Print all records exactly, leaving nothing out.

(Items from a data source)
§
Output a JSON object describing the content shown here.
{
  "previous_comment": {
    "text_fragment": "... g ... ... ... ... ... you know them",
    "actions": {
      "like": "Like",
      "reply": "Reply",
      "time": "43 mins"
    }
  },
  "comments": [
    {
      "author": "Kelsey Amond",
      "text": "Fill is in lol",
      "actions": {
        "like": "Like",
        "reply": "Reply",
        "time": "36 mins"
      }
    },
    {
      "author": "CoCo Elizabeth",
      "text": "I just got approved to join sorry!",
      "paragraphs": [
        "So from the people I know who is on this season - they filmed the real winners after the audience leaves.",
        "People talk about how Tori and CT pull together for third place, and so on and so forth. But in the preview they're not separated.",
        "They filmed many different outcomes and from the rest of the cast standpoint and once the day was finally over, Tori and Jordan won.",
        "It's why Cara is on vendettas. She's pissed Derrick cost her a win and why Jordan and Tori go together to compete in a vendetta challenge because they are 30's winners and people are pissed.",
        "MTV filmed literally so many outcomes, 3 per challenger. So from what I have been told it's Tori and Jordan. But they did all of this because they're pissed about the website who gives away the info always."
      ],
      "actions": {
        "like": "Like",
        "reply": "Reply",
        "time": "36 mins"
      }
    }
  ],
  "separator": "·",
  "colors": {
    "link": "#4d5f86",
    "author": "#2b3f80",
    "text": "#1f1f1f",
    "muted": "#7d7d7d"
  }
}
§
* **EXERCISE OUTPUT**:
Output a JSON object describing the content shown here.
{
  "previous_comment": {
    "text_fragment": "... g ... ... ... ... ... you know them",
    "actions": {
      "like": "Like",
      "reply": "Reply",
      "time": "43 mins"
    }
  },
  "comments": [
    {
      "author": "Kelsey Amond",
      "text": "Fill is in lol",
      "actions": {
        "like": "Like",
        "reply": "Reply",
        "time": "36 mins"
      }
    },
    {
      "author": "CoCo Elizabeth",
      "text": "I just got approved to join sorry!",
      "paragraphs": [
        "So from the people I know who is on this season - they filmed the real winners after the audience leaves.",
        "People talk about how Tori and CT pull together for third place, and so on and so forth. But in the preview they're not separated.",
        "They filmed many different outcomes and from the rest of the cast standpoint and once the day was finally over, Tori and Jordan won.",
        "It's why Cara is on vendettas. She's pissed Derrick cost her a win and why Jordan and Tori go together to compete in a vendetta challenge because they are 30's winners and people are pissed.",
        "MTV filmed literally so many outcomes, 3 per challenger. So from what I have been told it's Tori and Jordan. But they did all of this because they're pissed about the website who gives away the info always."
      ],
      "actions": {
        "like": "Like",
        "reply": "Reply",
        "time": "36 mins"
      }
    }
  ],
  "separator": "·",
  "colors": {
    "link": "#4d5f86",
    "author": "#2b3f80",
    "text": "#1f1f1f",
    "muted": "#7d7d7d"
  }
}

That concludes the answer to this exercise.